[Saved entries]
-- start --
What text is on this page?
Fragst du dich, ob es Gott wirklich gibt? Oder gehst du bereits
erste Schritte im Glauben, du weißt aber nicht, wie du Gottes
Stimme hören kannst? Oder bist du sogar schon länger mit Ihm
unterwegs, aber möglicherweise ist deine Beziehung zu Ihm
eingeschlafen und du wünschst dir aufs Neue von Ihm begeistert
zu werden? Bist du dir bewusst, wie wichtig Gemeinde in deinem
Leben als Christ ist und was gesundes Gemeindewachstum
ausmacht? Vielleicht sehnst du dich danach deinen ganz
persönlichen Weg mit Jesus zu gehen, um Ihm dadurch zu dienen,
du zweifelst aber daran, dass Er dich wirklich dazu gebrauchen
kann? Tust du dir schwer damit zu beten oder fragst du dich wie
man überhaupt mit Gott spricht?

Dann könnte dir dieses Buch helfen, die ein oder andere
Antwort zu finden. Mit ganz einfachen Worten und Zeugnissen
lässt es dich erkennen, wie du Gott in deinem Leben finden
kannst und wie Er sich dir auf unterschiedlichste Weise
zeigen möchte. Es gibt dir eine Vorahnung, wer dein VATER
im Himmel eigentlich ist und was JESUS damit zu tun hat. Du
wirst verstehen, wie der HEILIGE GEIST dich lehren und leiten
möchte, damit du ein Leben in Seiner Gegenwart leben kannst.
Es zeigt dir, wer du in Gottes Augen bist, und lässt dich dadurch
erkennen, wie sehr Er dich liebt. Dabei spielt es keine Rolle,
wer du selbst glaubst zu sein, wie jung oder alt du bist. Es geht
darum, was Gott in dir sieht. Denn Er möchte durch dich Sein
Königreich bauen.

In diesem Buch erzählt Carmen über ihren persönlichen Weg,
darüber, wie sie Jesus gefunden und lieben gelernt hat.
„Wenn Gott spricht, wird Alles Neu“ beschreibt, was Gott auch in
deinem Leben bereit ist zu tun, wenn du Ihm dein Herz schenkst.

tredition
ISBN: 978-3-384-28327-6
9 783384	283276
-- end --
▶ **WORK INSTRUCTIONS**
Using the data above, repeat every line exactly.

▶ **OUTPUT OF THE TASK**
What text is on this page?
Fragst du dich, ob es Gott wirklich gibt? Oder gehst du bereits
erste Schritte im Glauben, du weißt aber nicht, wie du Gottes
Stimme hören kannst? Oder bist du sogar schon länger mit Ihm
unterwegs, aber möglicherweise ist deine Beziehung zu Ihm
eingeschlafen und du wünschst dir aufs Neue von Ihm begeistert
zu werden? Bist du dir bewusst, wie wichtig Gemeinde in deinem
Leben als Christ ist und was gesundes Gemeindewachstum
ausmacht? Vielleicht sehnst du dich danach deinen ganz
persönlichen Weg mit Jesus zu gehen, um Ihm dadurch zu dienen,
du zweifelst aber daran, dass Er dich wirklich dazu gebrauchen
kann? Tust du dir schwer damit zu beten oder fragst du dich wie
man überhaupt mit Gott spricht?

Dann könnte dir dieses Buch helfen, die ein oder andere
Antwort zu finden. Mit ganz einfachen Worten und Zeugnissen
lässt es dich erkennen, wie du Gott in deinem Leben finden
kannst und wie Er sich dir auf unterschiedlichste Weise
zeigen möchte. Es gibt dir eine Vorahnung, wer dein VATER
im Himmel eigentlich ist und was JESUS damit zu tun hat. Du
wirst verstehen, wie der HEILIGE GEIST dich lehren und leiten
möchte, damit du ein Leben in Seiner Gegenwart leben kannst.
Es zeigt dir, wer du in Gottes Augen bist, und lässt dich dadurch
erkennen, wie sehr Er dich liebt. Dabei spielt es keine Rolle,
wer du selbst glaubst zu sein, wie jung oder alt du bist. Es geht
darum, was Gott in dir sieht. Denn Er möchte durch dich Sein
Königreich bauen.

In diesem Buch erzählt Carmen über ihren persönlichen Weg,
darüber, wie sie Jesus gefunden und lieben gelernt hat.
„Wenn Gott spricht, wird Alles Neu“ beschreibt, was Gott auch in
deinem Leben bereit ist zu tun, wenn du Ihm dein Herz schenkst.

tredition
ISBN: 978-3-384-28327-6
9 783384	283276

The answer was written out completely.